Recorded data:
═══

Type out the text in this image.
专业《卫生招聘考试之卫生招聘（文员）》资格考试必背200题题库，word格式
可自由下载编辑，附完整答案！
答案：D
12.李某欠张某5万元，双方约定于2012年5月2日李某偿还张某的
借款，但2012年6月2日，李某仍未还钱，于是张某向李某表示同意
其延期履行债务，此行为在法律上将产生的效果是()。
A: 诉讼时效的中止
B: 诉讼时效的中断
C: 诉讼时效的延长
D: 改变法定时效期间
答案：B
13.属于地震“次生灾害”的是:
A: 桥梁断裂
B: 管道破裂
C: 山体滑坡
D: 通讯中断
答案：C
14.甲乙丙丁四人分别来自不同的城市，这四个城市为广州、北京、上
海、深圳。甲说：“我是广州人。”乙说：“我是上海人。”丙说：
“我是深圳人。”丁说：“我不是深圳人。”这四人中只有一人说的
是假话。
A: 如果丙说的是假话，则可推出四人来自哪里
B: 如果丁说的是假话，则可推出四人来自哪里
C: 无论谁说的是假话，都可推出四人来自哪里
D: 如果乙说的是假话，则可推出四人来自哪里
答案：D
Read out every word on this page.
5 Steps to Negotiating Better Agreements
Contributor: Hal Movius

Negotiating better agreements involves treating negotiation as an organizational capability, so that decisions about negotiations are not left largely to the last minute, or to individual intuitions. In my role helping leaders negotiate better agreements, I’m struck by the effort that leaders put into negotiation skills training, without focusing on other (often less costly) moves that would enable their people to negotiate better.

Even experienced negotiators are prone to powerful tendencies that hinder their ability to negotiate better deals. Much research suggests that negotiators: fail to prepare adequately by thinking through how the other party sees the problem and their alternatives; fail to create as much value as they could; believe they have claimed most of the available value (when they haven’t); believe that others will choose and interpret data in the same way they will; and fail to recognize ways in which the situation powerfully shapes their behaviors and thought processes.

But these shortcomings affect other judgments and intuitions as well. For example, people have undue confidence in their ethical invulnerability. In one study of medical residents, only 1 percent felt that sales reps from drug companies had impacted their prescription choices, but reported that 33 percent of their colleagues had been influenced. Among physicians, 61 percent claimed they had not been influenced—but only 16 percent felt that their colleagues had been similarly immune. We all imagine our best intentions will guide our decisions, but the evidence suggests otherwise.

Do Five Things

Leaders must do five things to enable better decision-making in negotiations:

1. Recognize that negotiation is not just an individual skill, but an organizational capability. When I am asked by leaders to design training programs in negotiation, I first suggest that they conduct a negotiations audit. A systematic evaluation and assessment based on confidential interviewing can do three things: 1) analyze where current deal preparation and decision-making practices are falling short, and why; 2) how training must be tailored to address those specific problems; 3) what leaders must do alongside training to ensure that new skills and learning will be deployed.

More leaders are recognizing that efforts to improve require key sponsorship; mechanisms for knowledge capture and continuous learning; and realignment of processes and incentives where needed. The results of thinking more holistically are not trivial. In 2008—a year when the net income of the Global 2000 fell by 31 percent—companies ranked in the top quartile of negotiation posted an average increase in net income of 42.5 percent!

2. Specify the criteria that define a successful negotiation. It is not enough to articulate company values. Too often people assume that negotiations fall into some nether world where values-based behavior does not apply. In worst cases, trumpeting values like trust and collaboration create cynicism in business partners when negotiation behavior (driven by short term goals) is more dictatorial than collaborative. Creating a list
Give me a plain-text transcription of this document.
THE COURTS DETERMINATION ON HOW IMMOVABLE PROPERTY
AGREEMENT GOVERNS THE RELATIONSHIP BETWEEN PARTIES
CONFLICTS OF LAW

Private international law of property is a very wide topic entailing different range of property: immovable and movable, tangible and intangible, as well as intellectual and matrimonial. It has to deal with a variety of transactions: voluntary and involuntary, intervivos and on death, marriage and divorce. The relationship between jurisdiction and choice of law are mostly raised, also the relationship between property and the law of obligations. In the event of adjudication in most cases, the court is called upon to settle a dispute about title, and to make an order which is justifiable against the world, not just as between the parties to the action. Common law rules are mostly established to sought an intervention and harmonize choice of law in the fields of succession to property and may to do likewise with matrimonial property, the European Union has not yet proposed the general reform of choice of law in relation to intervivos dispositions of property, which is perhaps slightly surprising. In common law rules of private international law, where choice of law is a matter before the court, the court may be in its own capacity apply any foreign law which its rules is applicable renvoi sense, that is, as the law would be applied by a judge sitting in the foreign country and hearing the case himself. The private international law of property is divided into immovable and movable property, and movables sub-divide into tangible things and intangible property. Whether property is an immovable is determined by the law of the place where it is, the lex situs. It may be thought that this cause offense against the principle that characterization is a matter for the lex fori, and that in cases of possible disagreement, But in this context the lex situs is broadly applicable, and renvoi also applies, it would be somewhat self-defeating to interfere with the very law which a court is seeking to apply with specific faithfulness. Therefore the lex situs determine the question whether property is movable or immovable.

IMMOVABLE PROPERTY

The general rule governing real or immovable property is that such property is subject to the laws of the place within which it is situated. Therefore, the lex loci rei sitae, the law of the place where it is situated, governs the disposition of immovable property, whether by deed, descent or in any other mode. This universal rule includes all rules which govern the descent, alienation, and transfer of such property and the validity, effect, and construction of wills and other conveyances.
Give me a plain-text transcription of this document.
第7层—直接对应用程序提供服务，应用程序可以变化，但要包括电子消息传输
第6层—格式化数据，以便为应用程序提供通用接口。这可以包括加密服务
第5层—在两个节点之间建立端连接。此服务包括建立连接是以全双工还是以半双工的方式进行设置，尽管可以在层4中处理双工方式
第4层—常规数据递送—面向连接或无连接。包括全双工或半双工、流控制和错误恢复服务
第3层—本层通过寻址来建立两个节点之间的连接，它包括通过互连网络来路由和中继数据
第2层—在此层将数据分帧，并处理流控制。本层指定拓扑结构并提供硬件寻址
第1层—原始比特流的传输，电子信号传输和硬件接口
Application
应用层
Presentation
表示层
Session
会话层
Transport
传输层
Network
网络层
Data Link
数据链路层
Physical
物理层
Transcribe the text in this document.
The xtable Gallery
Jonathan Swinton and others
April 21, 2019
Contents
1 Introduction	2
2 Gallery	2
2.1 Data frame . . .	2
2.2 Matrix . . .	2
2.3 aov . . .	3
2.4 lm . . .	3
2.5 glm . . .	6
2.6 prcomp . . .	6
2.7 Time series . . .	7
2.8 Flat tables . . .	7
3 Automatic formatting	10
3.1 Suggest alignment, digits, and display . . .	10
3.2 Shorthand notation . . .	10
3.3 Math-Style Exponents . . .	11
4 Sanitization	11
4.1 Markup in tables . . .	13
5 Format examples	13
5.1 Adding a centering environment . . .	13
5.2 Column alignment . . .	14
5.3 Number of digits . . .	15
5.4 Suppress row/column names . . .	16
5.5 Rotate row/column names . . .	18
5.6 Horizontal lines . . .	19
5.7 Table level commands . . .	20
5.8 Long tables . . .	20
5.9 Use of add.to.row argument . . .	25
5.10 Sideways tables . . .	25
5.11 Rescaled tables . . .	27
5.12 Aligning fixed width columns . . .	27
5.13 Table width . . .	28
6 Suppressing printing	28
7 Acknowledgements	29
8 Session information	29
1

═══

→ **Exercise**:
Extract all of the material exactly as it is written.

→ **Result**:
Type out the text in this image.
专业《卫生招聘考试之卫生招聘（文员）》资格考试必背200题题库，word格式
可自由下载编辑，附完整答案！
答案：D
12.李某欠张某5万元，双方约定于2012年5月2日李某偿还张某的
借款，但2012年6月2日，李某仍未还钱，于是张某向李某表示同意
其延期履行债务，此行为在法律上将产生的效果是()。
A: 诉讼时效的中止
B: 诉讼时效的中断
C: 诉讼时效的延长
D: 改变法定时效期间
答案：B
13.属于地震“次生灾害”的是:
A: 桥梁断裂
B: 管道破裂
C: 山体滑坡
D: 通讯中断
答案：C
14.甲乙丙丁四人分别来自不同的城市，这四个城市为广州、北京、上
海、深圳。甲说：“我是广州人。”乙说：“我是上海人。”丙说：
“我是深圳人。”丁说：“我不是深圳人。”这四人中只有一人说的
是假话。
A: 如果丙说的是假话，则可推出四人来自哪里
B: 如果丁说的是假话，则可推出四人来自哪里
C: 无论谁说的是假话，都可推出四人来自哪里
D: 如果乙说的是假话，则可推出四人来自哪里
答案：D
Read out every word on this page.
5 Steps to Negotiating Better Agreements
Contributor: Hal Movius

Negotiating better agreements involves treating negotiation as an organizational capability, so that decisions about negotiations are not left largely to the last minute, or to individual intuitions. In my role helping leaders negotiate better agreements, I’m struck by the effort that leaders put into negotiation skills training, without focusing on other (often less costly) moves that would enable their people to negotiate better.

Even experienced negotiators are prone to powerful tendencies that hinder their ability to negotiate better deals. Much research suggests that negotiators: fail to prepare adequately by thinking through how the other party sees the problem and their alternatives; fail to create as much value as they could; believe they have claimed most of the available value (when they haven’t); believe that others will choose and interpret data in the same way they will; and fail to recognize ways in which the situation powerfully shapes their behaviors and thought processes.

But these shortcomings affect other judgments and intuitions as well. For example, people have undue confidence in their ethical invulnerability. In one study of medical residents, only 1 percent felt that sales reps from drug companies had impacted their prescription choices, but reported that 33 percent of their colleagues had been influenced. Among physicians, 61 percent claimed they had not been influenced—but only 16 percent felt that their colleagues had been similarly immune. We all imagine our best intentions will guide our decisions, but the evidence suggests otherwise.

Do Five Things

Leaders must do five things to enable better decision-making in negotiations:

1. Recognize that negotiation is not just an individual skill, but an organizational capability. When I am asked by leaders to design training programs in negotiation, I first suggest that they conduct a negotiations audit. A systematic evaluation and assessment based on confidential interviewing can do three things: 1) analyze where current deal preparation and decision-making practices are falling short, and why; 2) how training must be tailored to address those specific problems; 3) what leaders must do alongside training to ensure that new skills and learning will be deployed.

More leaders are recognizing that efforts to improve require key sponsorship; mechanisms for knowledge capture and continuous learning; and realignment of processes and incentives where needed. The results of thinking more holistically are not trivial. In 2008—a year when the net income of the Global 2000 fell by 31 percent—companies ranked in the top quartile of negotiation posted an average increase in net income of 42.5 percent!

2. Specify the criteria that define a successful negotiation. It is not enough to articulate company values. Too often people assume that negotiations fall into some nether world where values-based behavior does not apply. In worst cases, trumpeting values like trust and collaboration create cynicism in business partners when negotiation behavior (driven by short term goals) is more dictatorial than collaborative. Creating a list
Give me a plain-text transcription of this document.
THE COURTS DETERMINATION ON HOW IMMOVABLE PROPERTY
AGREEMENT GOVERNS THE RELATIONSHIP BETWEEN PARTIES
CONFLICTS OF LAW

Private international law of property is a very wide topic entailing different range of property: immovable and movable, tangible and intangible, as well as intellectual and matrimonial. It has to deal with a variety of transactions: voluntary and involuntary, intervivos and on death, marriage and divorce. The relationship between jurisdiction and choice of law are mostly raised, also the relationship between property and the law of obligations. In the event of adjudication in most cases, the court is called upon to settle a dispute about title, and to make an order which is justifiable against the world, not just as between the parties to the action. Common law rules are mostly established to sought an intervention and harmonize choice of law in the fields of succession to property and may to do likewise with matrimonial property, the European Union has not yet proposed the general reform of choice of law in relation to intervivos dispositions of property, which is perhaps slightly surprising. In common law rules of private international law, where choice of law is a matter before the court, the court may be in its own capacity apply any foreign law which its rules is applicable renvoi sense, that is, as the law would be applied by a judge sitting in the foreign country and hearing the case himself. The private international law of property is divided into immovable and movable property, and movables sub-divide into tangible things and intangible property. Whether property is an immovable is determined by the law of the place where it is, the lex situs. It may be thought that this cause offense against the principle that characterization is a matter for the lex fori, and that in cases of possible disagreement, But in this context the lex situs is broadly applicable, and renvoi also applies, it would be somewhat self-defeating to interfere with the very law which a court is seeking to apply with specific faithfulness. Therefore the lex situs determine the question whether property is movable or immovable.

IMMOVABLE PROPERTY

The general rule governing real or immovable property is that such property is subject to the laws of the place within which it is situated. Therefore, the lex loci rei sitae, the law of the place where it is situated, governs the disposition of immovable property, whether by deed, descent or in any other mode. This universal rule includes all rules which govern the descent, alienation, and transfer of such property and the validity, effect, and construction of wills and other conveyances.
Give me a plain-text transcription of this document.
第7层—直接对应用程序提供服务，应用程序可以变化，但要包括电子消息传输
第6层—格式化数据，以便为应用程序提供通用接口。这可以包括加密服务
第5层—在两个节点之间建立端连接。此服务包括建立连接是以全双工还是以半双工的方式进行设置，尽管可以在层4中处理双工方式
第4层—常规数据递送—面向连接或无连接。包括全双工或半双工、流控制和错误恢复服务
第3层—本层通过寻址来建立两个节点之间的连接，它包括通过互连网络来路由和中继数据
第2层—在此层将数据分帧，并处理流控制。本层指定拓扑结构并提供硬件寻址
第1层—原始比特流的传输，电子信号传输和硬件接口
Application
应用层
Presentation
表示层
Session
会话层
Transport
传输层
Network
网络层
Data Link
数据链路层
Physical
物理层
Transcribe the text in this document.
The xtable Gallery
Jonathan Swinton and others
April 21, 2019
Contents
1 Introduction	2
2 Gallery	2
2.1 Data frame . . .	2
2.2 Matrix . . .	2
2.3 aov . . .	3
2.4 lm . . .	3
2.5 glm . . .	6
2.6 prcomp . . .	6
2.7 Time series . . .	7
2.8 Flat tables . . .	7
3 Automatic formatting	10
3.1 Suggest alignment, digits, and display . . .	10
3.2 Shorthand notation . . .	10
3.3 Math-Style Exponents . . .	11
4 Sanitization	11
4.1 Markup in tables . . .	13
5 Format examples	13
5.1 Adding a centering environment . . .	13
5.2 Column alignment . . .	14
5.3 Number of digits . . .	15
5.4 Suppress row/column names . . .	16
5.5 Rotate row/column names . . .	18
5.6 Horizontal lines . . .	19
5.7 Table level commands . . .	20
5.8 Long tables . . .	20
5.9 Use of add.to.row argument . . .	25
5.10 Sideways tables . . .	25
5.11 Rescaled tables . . .	27
5.12 Aligning fixed width columns . . .	27
5.13 Table width . . .	28
6 Suppressing printing	28
7 Acknowledgements	29
8 Session information	29
1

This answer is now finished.